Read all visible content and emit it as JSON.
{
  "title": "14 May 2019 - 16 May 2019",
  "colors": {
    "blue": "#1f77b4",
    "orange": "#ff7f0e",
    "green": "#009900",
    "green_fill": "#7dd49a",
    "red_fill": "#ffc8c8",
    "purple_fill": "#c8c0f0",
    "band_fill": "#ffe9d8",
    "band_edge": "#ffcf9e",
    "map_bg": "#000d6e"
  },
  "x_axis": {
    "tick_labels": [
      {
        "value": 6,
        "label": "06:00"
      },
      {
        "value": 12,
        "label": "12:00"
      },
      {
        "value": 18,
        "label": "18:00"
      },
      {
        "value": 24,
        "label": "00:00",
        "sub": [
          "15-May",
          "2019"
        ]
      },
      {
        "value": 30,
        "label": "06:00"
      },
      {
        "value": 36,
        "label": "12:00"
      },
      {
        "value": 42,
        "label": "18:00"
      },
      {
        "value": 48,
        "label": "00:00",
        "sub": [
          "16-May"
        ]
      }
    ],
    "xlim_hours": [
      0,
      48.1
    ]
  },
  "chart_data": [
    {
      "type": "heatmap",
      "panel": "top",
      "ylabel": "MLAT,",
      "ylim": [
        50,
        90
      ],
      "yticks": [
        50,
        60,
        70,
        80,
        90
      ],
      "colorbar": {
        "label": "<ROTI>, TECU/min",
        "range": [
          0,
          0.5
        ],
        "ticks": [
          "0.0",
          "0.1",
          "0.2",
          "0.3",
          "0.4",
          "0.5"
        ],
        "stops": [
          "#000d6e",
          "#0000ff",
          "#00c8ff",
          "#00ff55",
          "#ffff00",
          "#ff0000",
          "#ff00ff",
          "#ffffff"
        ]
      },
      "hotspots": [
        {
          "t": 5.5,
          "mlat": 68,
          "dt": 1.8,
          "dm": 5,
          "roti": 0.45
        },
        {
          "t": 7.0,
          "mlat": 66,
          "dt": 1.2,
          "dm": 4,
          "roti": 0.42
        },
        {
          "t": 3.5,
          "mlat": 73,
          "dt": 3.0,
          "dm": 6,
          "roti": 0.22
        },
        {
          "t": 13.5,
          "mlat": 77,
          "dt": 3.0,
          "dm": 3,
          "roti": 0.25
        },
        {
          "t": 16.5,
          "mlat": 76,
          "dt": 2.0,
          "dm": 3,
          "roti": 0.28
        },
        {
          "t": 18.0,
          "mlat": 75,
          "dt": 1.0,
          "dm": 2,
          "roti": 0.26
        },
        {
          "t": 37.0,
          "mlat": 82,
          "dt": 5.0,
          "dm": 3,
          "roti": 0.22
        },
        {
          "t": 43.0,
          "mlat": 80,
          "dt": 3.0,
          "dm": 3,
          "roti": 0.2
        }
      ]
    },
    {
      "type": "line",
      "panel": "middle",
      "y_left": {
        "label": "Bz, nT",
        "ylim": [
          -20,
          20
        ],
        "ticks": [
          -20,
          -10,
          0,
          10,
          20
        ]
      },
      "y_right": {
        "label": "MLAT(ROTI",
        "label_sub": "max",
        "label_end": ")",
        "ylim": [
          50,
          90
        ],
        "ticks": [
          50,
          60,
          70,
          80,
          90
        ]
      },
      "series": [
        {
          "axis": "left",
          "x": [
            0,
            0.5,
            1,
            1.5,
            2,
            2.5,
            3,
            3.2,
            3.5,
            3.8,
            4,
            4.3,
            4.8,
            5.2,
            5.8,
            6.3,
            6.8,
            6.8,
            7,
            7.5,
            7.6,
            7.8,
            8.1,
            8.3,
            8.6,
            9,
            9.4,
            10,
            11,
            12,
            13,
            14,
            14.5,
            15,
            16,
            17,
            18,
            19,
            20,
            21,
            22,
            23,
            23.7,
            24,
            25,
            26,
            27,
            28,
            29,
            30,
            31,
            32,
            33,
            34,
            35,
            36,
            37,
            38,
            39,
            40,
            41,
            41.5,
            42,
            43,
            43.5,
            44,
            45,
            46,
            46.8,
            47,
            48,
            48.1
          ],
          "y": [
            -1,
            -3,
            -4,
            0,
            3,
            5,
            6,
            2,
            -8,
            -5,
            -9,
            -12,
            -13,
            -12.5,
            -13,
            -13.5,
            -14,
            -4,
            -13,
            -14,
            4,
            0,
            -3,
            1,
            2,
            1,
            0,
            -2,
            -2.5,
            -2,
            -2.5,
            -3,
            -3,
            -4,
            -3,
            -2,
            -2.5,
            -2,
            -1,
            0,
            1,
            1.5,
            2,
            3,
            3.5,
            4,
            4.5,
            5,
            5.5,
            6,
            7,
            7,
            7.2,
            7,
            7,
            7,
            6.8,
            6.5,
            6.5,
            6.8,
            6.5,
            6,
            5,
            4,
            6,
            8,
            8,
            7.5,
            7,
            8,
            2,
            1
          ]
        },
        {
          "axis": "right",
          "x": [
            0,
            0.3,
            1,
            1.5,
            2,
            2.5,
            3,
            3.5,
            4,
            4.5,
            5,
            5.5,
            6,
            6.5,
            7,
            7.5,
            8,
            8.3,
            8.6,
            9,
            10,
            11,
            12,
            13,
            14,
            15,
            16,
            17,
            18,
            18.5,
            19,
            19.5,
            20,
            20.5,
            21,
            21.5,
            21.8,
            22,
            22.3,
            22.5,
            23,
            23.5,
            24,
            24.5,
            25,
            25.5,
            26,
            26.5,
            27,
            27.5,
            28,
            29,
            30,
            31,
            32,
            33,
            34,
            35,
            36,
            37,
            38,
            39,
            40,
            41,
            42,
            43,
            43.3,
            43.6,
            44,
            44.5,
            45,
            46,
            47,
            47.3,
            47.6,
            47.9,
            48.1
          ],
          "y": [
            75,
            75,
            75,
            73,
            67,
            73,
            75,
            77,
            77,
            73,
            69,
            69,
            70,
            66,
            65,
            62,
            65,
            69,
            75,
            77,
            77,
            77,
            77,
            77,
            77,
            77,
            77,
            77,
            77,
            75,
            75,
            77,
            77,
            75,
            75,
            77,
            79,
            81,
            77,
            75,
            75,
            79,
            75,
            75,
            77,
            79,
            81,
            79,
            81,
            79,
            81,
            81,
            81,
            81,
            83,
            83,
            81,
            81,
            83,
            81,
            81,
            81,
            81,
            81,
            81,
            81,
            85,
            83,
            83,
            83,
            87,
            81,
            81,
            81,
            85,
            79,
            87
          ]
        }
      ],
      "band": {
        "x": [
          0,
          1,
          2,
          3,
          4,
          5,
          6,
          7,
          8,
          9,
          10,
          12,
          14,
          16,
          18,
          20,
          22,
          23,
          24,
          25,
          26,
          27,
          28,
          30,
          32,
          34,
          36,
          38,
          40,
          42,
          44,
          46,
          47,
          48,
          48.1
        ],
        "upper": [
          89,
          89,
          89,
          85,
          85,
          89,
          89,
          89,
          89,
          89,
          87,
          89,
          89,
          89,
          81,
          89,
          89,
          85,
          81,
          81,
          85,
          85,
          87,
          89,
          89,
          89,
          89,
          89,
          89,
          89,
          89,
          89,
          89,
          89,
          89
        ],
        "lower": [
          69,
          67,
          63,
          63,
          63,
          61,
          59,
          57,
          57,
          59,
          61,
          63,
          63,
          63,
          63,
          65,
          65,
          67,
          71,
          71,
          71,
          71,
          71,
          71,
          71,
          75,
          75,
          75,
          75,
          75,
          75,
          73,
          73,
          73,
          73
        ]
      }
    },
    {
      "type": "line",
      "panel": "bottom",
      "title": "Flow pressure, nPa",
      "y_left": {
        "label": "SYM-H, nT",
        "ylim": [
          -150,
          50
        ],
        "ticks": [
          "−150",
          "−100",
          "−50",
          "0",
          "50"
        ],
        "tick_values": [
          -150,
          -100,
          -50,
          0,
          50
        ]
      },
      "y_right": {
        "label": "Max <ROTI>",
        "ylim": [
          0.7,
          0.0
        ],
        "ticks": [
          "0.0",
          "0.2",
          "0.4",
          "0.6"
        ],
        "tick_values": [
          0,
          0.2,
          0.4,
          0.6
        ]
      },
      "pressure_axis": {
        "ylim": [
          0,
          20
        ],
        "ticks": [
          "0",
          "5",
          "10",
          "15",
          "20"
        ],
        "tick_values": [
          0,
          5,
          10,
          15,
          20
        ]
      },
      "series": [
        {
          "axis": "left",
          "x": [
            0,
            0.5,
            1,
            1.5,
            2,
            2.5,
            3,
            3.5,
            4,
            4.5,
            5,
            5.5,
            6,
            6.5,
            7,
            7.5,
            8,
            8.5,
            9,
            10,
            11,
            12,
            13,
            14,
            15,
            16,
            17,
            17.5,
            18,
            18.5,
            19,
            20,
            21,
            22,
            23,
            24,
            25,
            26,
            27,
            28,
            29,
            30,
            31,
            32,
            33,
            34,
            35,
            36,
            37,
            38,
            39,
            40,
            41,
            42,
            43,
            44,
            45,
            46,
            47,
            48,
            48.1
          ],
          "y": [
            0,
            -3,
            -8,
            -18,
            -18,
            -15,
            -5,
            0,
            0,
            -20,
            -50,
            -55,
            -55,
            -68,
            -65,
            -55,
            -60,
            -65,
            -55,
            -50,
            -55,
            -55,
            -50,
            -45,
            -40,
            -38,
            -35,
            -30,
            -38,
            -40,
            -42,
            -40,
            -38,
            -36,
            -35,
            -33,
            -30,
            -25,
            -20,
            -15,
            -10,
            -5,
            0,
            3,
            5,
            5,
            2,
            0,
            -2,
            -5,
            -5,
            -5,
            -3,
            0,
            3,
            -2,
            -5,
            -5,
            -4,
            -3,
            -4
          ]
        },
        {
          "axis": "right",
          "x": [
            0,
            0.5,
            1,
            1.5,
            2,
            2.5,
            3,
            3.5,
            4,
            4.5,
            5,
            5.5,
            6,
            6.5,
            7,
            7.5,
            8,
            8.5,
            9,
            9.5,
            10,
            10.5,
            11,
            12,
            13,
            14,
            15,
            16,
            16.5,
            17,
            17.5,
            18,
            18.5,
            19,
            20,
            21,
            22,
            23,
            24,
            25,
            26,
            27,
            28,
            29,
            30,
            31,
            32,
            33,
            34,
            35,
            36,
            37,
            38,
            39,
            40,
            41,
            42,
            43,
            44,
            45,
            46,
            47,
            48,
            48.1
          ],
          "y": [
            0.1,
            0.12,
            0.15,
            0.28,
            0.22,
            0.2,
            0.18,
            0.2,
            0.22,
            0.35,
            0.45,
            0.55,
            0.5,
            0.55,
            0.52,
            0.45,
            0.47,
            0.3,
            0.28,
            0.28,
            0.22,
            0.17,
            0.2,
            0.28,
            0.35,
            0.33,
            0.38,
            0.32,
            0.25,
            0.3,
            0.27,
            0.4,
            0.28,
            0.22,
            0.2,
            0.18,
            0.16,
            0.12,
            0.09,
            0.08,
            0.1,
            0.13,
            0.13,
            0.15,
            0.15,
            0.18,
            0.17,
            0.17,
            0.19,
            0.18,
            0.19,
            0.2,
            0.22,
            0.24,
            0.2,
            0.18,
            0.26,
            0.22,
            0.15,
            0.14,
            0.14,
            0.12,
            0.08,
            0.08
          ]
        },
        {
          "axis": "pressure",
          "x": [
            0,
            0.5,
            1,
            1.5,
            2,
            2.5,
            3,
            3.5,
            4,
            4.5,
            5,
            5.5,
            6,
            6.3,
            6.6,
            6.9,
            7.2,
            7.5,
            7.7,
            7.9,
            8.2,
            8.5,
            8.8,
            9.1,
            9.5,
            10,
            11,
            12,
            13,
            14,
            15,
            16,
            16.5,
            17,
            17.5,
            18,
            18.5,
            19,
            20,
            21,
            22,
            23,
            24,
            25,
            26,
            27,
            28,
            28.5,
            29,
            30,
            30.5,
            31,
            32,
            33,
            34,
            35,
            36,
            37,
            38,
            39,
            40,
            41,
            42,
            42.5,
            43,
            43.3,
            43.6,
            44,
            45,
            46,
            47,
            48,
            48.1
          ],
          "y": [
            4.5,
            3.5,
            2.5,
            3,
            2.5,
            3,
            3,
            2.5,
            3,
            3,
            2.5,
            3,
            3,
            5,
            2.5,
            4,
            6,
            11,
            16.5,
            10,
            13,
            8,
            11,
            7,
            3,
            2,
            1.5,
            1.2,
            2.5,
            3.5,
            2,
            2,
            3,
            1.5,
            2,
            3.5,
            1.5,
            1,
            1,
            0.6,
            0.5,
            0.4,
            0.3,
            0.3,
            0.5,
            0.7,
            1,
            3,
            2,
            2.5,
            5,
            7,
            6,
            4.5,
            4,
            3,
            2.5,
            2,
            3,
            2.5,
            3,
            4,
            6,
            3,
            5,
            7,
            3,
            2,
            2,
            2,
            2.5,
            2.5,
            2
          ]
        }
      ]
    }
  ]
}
☆ ☆ ☆ ☆ ☆ ☆ ☆
Search the listing for the string "panel". Copy each line where it turns up.

      "panel": "top",
      "panel": "middle",
      "panel": "bottom",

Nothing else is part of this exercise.